◆ Exercise aim:
Count every line in the entries that follow where the word "Cash" appears, then state only the total.

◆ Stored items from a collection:
────────

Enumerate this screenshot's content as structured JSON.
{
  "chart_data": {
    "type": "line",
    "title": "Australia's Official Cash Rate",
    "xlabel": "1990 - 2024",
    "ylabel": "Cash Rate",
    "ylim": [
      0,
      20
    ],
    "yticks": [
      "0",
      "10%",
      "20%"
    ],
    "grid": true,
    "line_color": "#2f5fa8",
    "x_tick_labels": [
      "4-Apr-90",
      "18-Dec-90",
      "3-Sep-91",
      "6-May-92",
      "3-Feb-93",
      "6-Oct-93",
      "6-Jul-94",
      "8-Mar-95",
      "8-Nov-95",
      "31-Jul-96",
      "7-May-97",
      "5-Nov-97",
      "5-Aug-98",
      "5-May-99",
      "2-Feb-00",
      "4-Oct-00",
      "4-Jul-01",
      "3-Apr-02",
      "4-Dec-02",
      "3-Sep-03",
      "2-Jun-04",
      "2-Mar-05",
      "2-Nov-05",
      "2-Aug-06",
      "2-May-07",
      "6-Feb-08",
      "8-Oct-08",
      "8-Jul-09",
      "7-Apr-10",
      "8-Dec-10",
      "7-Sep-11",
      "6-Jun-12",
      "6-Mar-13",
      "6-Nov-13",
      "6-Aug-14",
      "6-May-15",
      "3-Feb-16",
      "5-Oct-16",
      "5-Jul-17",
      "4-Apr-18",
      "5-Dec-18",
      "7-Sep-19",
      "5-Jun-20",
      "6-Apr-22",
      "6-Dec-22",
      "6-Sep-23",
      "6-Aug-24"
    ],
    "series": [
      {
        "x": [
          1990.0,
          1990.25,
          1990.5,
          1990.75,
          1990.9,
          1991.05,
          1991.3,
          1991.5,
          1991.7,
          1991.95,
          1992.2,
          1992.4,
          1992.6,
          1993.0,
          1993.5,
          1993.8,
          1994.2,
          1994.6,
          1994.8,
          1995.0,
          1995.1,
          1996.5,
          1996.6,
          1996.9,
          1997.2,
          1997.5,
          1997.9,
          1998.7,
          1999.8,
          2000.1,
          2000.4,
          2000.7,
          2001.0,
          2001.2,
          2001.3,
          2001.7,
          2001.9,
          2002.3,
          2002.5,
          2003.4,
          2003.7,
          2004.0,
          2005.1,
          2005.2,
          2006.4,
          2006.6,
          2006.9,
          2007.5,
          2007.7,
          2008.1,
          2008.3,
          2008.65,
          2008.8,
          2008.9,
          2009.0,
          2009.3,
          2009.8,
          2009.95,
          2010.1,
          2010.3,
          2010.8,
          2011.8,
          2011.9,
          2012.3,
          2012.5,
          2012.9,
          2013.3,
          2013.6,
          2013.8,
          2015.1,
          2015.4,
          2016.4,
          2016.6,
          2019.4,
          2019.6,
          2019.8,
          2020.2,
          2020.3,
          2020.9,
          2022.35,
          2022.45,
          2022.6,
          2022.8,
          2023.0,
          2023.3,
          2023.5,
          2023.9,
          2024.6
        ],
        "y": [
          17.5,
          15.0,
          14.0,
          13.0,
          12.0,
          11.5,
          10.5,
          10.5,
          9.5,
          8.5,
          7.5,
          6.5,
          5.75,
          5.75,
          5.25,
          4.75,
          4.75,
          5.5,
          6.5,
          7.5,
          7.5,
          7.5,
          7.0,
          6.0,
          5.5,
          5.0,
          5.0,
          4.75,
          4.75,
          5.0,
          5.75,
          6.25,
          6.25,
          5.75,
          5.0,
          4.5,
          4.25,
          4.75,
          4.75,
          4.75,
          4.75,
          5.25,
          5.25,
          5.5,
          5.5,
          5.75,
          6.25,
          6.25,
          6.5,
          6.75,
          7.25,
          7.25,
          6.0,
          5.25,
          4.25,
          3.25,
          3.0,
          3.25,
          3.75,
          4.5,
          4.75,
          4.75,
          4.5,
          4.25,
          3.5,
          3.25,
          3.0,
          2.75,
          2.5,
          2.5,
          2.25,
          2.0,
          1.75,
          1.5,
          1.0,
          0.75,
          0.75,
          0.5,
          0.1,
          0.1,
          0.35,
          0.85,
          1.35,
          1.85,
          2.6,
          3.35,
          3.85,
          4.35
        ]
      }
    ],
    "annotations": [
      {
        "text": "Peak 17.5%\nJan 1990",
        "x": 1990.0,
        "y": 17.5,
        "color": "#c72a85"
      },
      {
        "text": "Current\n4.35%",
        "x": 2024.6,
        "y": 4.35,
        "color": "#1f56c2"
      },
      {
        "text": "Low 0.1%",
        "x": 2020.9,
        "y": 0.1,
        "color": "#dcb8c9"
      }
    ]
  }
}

────────

◆ The result:
2